• What you are asked to do
Take the data that follows and retype it word for word.

• Record excerpts

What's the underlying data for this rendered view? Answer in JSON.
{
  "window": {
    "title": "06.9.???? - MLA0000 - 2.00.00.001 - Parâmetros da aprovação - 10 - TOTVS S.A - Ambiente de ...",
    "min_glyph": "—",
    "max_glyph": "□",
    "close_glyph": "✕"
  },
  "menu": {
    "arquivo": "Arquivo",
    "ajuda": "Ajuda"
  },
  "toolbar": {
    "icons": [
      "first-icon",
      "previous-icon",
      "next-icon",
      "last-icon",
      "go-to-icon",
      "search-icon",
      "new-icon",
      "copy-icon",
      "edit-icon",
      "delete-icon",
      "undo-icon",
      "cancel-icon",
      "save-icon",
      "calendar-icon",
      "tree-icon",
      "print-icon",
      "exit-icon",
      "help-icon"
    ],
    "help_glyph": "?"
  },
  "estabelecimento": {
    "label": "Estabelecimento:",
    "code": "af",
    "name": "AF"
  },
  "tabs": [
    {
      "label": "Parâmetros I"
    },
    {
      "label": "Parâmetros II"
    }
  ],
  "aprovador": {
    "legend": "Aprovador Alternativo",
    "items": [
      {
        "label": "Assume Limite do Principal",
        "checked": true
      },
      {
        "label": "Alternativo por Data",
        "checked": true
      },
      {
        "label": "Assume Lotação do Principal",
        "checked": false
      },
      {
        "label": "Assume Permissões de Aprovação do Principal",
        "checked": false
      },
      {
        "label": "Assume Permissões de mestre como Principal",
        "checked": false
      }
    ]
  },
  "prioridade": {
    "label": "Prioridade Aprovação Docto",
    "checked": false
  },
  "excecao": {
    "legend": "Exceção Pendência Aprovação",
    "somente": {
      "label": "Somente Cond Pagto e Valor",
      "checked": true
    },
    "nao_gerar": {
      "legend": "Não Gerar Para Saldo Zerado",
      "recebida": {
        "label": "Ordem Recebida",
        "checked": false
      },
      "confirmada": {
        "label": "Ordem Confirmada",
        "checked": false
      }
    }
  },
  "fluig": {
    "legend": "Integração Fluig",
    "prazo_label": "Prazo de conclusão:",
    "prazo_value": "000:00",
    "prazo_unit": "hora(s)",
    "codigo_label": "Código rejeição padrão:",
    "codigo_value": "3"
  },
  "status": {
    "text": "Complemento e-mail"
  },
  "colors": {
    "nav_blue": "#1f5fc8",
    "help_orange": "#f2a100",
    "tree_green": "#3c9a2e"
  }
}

• Response below
What's the underlying data for this rendered view? Answer in JSON.
{
  "window": {
    "title": "06.9.???? - MLA0000 - 2.00.00.001 - Parâmetros da aprovação - 10 - TOTVS S.A - Ambiente de ...",
    "min_glyph": "—",
    "max_glyph": "□",
    "close_glyph": "✕"
  },
  "menu": {
    "arquivo": "Arquivo",
    "ajuda": "Ajuda"
  },
  "toolbar": {
    "icons": [
      "first-icon",
      "previous-icon",
      "next-icon",
      "last-icon",
      "go-to-icon",
      "search-icon",
      "new-icon",
      "copy-icon",
      "edit-icon",
      "delete-icon",
      "undo-icon",
      "cancel-icon",
      "save-icon",
      "calendar-icon",
      "tree-icon",
      "print-icon",
      "exit-icon",
      "help-icon"
    ],
    "help_glyph": "?"
  },
  "estabelecimento": {
    "label": "Estabelecimento:",
    "code": "af",
    "name": "AF"
  },
  "tabs": [
    {
      "label": "Parâmetros I"
    },
    {
      "label": "Parâmetros II"
    }
  ],
  "aprovador": {
    "legend": "Aprovador Alternativo",
    "items": [
      {
        "label": "Assume Limite do Principal",
        "checked": true
      },
      {
        "label": "Alternativo por Data",
        "checked": true
      },
      {
        "label": "Assume Lotação do Principal",
        "checked": false
      },
      {
        "label": "Assume Permissões de Aprovação do Principal",
        "checked": false
      },
      {
        "label": "Assume Permissões de mestre como Principal",
        "checked": false
      }
    ]
  },
  "prioridade": {
    "label": "Prioridade Aprovação Docto",
    "checked": false
  },
  "excecao": {
    "legend": "Exceção Pendência Aprovação",
    "somente": {
      "label": "Somente Cond Pagto e Valor",
      "checked": true
    },
    "nao_gerar": {
      "legend": "Não Gerar Para Saldo Zerado",
      "recebida": {
        "label": "Ordem Recebida",
        "checked": false
      },
      "confirmada": {
        "label": "Ordem Confirmada",
        "checked": false
      }
    }
  },
  "fluig": {
    "legend": "Integração Fluig",
    "prazo_label": "Prazo de conclusão:",
    "prazo_value": "000:00",
    "prazo_unit": "hora(s)",
    "codigo_label": "Código rejeição padrão:",
    "codigo_value": "3"
  },
  "status": {
    "text": "Complemento e-mail"
  },
  "colors": {
    "nav_blue": "#1f5fc8",
    "help_orange": "#f2a100",
    "tree_green": "#3c9a2e"
  }
}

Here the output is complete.